- [Aim of the task]:
What is the count of lines that hold the word "PYMNTS"? Give only the number.

- [Data supplied]:
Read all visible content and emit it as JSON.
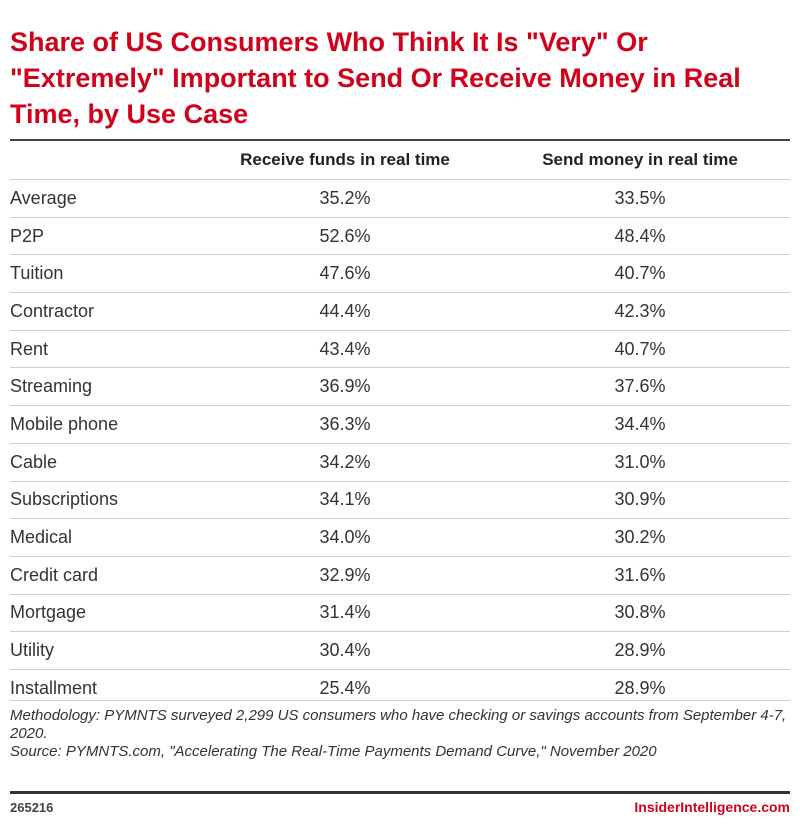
{
  "chart_data": {
    "type": "table",
    "title": "Share of US Consumers Who Think It Is \"Very\" Or \"Extremely\" Important to Send Or Receive Money in Real Time, by Use Case",
    "columns": [
      "",
      "Receive funds in real time",
      "Send money in real time"
    ],
    "rows": [
      {
        "label": "Average",
        "receive": "35.2%",
        "send": "33.5%"
      },
      {
        "label": "P2P",
        "receive": "52.6%",
        "send": "48.4%"
      },
      {
        "label": "Tuition",
        "receive": "47.6%",
        "send": "40.7%"
      },
      {
        "label": "Contractor",
        "receive": "44.4%",
        "send": "42.3%"
      },
      {
        "label": "Rent",
        "receive": "43.4%",
        "send": "40.7%"
      },
      {
        "label": "Streaming",
        "receive": "36.9%",
        "send": "37.6%"
      },
      {
        "label": "Mobile phone",
        "receive": "36.3%",
        "send": "34.4%"
      },
      {
        "label": "Cable",
        "receive": "34.2%",
        "send": "31.0%"
      },
      {
        "label": "Subscriptions",
        "receive": "34.1%",
        "send": "30.9%"
      },
      {
        "label": "Medical",
        "receive": "34.0%",
        "send": "30.2%"
      },
      {
        "label": "Credit card",
        "receive": "32.9%",
        "send": "31.6%"
      },
      {
        "label": "Mortgage",
        "receive": "31.4%",
        "send": "30.8%"
      },
      {
        "label": "Utility",
        "receive": "30.4%",
        "send": "28.9%"
      },
      {
        "label": "Installment",
        "receive": "25.4%",
        "send": "28.9%"
      }
    ]
  },
  "notes": {
    "methodology": "Methodology: PYMNTS surveyed 2,299 US consumers who have checking or savings accounts from September 4-7, 2020.",
    "source": "Source: PYMNTS.com, \"Accelerating The Real-Time Payments Demand Curve,\" November 2020"
  },
  "footer": {
    "chart_id": "265216",
    "brand": "InsiderIntelligence.com"
  },
  "colors": {
    "title": "#d0021b",
    "brand": "#d0021b",
    "rules": "#444444",
    "row_divider": "#cfcfcf"
  }
}
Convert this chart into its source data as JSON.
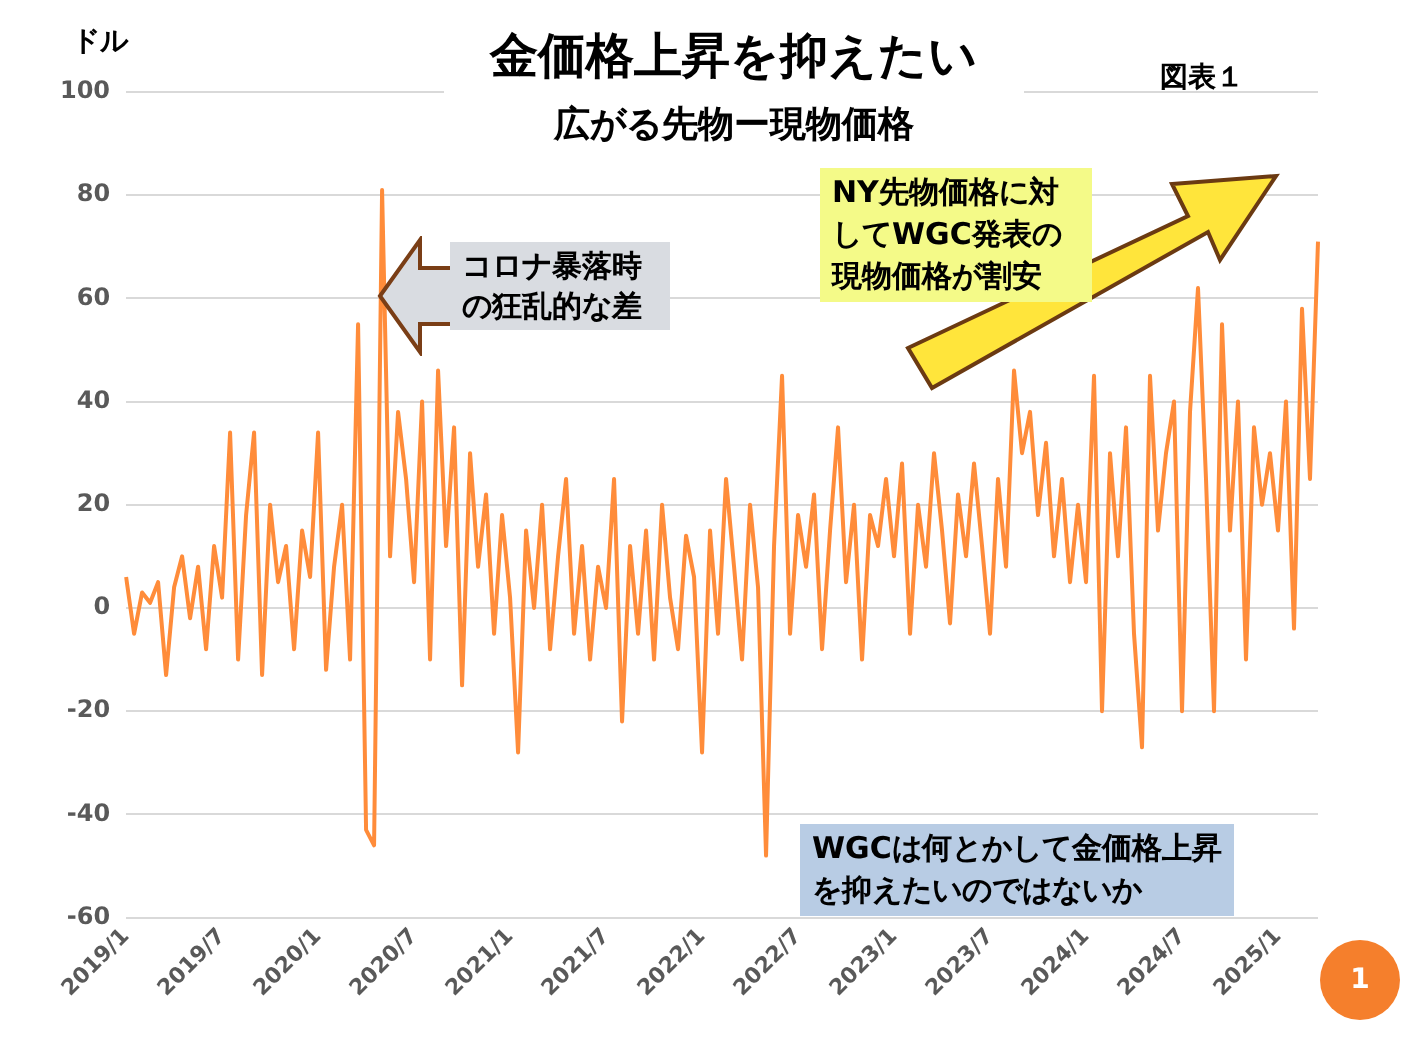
{
  "chart_data": {
    "type": "line",
    "title": "金価格上昇を抑えたい",
    "subtitle": "広がる先物ー現物価格",
    "ylabel": "ドル",
    "annotations": [
      "図表１",
      "コロナ暴落時の狂乱的な差",
      "NY先物価格に対してWGC発表の現物価格が割安",
      "WGCは何とかして金価格上昇を抑えたいのではないか",
      "1"
    ],
    "categories": [
      "2019/1",
      null,
      null,
      null,
      null,
      null,
      null,
      null,
      null,
      null,
      null,
      null,
      "2019/7",
      null,
      null,
      null,
      null,
      null,
      null,
      null,
      null,
      null,
      null,
      null,
      "2020/1",
      null,
      null,
      null,
      null,
      null,
      null,
      null,
      null,
      null,
      null,
      null,
      "2020/7",
      null,
      null,
      null,
      null,
      null,
      null,
      null,
      null,
      null,
      null,
      null,
      "2021/1",
      null,
      null,
      null,
      null,
      null,
      null,
      null,
      null,
      null,
      null,
      null,
      "2021/7",
      null,
      null,
      null,
      null,
      null,
      null,
      null,
      null,
      null,
      null,
      null,
      "2022/1",
      null,
      null,
      null,
      null,
      null,
      null,
      null,
      null,
      null,
      null,
      null,
      "2022/7",
      null,
      null,
      null,
      null,
      null,
      null,
      null,
      null,
      null,
      null,
      null,
      "2023/1",
      null,
      null,
      null,
      null,
      null,
      null,
      null,
      null,
      null,
      null,
      null,
      "2023/7",
      null,
      null,
      null,
      null,
      null,
      null,
      null,
      null,
      null,
      null,
      null,
      "2024/1",
      null,
      null,
      null,
      null,
      null,
      null,
      null,
      null,
      null,
      null,
      null,
      "2024/7",
      null,
      null,
      null,
      null,
      null,
      null,
      null,
      null,
      null,
      null,
      null,
      "2025/1",
      null,
      null,
      null,
      null,
      null
    ],
    "series": [
      {
        "color": "#ff8c3a",
        "values": [
          6,
          -5,
          3,
          1,
          5,
          -13,
          4,
          10,
          -2,
          8,
          -8,
          12,
          2,
          34,
          -10,
          18,
          34,
          -13,
          20,
          5,
          12,
          -8,
          15,
          6,
          34,
          -12,
          8,
          20,
          -10,
          55,
          -43,
          -46,
          81,
          10,
          38,
          25,
          5,
          40,
          -10,
          46,
          12,
          35,
          -15,
          30,
          8,
          22,
          -5,
          18,
          2,
          -28,
          15,
          0,
          20,
          -8,
          10,
          25,
          -5,
          12,
          -10,
          8,
          0,
          25,
          -22,
          12,
          -5,
          15,
          -10,
          20,
          2,
          -8,
          14,
          6,
          -28,
          15,
          -5,
          25,
          8,
          -10,
          20,
          4,
          -48,
          12,
          45,
          -5,
          18,
          8,
          22,
          -8,
          15,
          35,
          5,
          20,
          -10,
          18,
          12,
          25,
          10,
          28,
          -5,
          20,
          8,
          30,
          15,
          -3,
          22,
          10,
          28,
          12,
          -5,
          25,
          8,
          46,
          30,
          38,
          18,
          32,
          10,
          25,
          5,
          20,
          5,
          45,
          -20,
          30,
          10,
          35,
          -5,
          -27,
          45,
          15,
          30,
          40,
          -20,
          38,
          62,
          25,
          -20,
          55,
          15,
          40,
          -10,
          35,
          20,
          30,
          15,
          40,
          -4,
          58,
          25,
          71
        ]
      }
    ],
    "ylim": [
      -60,
      100
    ],
    "yticks": [
      -60,
      -40,
      -20,
      0,
      20,
      40,
      60,
      80,
      100
    ],
    "grid": "y",
    "legend": false,
    "marker": "none",
    "line_style": "solid"
  }
}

- [Solution to the exercise]:
2